--- START OF PROVIDED RECORDS ---

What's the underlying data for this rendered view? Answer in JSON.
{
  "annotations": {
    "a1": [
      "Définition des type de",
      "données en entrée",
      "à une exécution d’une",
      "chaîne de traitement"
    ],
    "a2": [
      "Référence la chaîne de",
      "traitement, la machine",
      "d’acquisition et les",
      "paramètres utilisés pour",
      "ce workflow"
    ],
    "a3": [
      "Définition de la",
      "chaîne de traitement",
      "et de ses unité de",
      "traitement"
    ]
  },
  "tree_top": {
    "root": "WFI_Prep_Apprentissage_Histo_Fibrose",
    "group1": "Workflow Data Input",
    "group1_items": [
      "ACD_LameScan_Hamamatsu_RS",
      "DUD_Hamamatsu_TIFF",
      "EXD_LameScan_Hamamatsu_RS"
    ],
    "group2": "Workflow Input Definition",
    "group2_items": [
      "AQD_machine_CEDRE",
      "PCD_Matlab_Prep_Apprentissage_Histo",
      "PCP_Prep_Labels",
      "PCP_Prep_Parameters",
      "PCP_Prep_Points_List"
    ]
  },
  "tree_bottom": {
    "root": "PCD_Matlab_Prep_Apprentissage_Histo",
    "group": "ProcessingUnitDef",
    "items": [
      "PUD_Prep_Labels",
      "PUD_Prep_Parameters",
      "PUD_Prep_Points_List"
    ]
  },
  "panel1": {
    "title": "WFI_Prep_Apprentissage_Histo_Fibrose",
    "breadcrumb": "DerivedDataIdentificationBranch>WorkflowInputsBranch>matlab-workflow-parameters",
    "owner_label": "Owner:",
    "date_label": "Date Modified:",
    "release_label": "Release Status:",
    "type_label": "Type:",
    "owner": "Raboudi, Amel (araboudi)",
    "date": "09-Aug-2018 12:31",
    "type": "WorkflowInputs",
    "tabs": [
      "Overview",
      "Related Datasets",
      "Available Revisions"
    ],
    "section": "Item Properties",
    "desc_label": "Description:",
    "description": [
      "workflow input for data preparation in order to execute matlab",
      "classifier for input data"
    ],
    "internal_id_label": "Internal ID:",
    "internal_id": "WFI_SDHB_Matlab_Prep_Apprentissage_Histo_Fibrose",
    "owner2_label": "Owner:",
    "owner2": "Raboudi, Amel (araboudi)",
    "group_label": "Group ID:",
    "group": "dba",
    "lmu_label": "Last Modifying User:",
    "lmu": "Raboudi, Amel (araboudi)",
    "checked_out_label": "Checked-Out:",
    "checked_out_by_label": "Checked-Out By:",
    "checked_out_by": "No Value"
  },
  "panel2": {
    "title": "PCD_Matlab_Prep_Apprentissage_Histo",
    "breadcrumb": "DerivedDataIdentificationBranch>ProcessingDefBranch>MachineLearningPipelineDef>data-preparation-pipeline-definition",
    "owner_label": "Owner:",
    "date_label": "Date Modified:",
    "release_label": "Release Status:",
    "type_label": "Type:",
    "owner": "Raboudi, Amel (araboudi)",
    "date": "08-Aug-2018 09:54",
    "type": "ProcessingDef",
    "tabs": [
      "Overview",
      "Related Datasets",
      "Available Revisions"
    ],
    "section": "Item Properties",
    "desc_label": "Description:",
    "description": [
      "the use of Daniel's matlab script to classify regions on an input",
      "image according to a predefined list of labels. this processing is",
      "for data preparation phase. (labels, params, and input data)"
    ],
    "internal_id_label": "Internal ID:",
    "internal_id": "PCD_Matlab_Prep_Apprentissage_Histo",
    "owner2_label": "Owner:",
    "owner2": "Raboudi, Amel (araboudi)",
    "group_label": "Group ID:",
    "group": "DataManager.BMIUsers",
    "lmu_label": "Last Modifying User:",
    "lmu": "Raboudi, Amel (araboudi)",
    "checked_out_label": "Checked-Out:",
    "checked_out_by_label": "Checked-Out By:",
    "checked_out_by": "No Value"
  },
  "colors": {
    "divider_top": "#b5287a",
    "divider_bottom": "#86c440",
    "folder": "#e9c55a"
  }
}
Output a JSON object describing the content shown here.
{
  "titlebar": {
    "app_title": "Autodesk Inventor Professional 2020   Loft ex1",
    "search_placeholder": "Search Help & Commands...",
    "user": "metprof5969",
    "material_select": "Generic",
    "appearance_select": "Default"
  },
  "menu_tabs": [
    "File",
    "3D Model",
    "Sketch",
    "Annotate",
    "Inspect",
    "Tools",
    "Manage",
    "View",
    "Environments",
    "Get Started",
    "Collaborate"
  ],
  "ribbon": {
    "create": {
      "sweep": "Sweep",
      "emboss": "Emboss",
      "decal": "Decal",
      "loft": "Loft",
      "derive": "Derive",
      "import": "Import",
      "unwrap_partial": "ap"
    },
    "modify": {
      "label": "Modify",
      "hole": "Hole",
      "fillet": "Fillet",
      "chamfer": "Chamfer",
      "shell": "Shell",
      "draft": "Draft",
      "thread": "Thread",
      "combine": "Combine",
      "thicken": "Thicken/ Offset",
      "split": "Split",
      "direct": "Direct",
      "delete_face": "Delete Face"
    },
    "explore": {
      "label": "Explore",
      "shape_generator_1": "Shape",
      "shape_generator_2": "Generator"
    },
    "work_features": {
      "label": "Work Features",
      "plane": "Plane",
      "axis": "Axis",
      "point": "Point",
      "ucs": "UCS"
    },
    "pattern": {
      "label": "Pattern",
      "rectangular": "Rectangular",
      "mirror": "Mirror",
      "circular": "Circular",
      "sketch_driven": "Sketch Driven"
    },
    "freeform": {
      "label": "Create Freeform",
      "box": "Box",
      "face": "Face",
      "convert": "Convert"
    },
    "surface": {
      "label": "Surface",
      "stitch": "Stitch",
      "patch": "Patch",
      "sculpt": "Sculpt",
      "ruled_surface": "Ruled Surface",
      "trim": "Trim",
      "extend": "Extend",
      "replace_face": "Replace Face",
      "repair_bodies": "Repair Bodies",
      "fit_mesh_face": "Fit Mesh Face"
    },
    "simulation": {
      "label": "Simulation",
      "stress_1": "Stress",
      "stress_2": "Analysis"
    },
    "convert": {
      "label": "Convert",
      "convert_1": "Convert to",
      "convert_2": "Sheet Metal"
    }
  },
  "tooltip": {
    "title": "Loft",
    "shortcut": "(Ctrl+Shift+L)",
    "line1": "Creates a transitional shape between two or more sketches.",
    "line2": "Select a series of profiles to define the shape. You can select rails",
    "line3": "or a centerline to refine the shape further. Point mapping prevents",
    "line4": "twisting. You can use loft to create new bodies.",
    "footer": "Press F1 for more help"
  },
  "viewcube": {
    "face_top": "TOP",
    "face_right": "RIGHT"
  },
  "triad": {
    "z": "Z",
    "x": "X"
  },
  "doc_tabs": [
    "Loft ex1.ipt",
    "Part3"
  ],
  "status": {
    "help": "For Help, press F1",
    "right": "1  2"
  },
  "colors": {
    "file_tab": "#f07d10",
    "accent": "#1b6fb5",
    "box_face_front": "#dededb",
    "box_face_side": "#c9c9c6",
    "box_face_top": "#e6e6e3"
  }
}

--- END OF PROVIDED RECORDS ---

From the listing above, collect every line that mentions the word "this".

What's the underlying data for this rendered view? Answer in JSON.
      "image according to a predefined list of labels. this processing is",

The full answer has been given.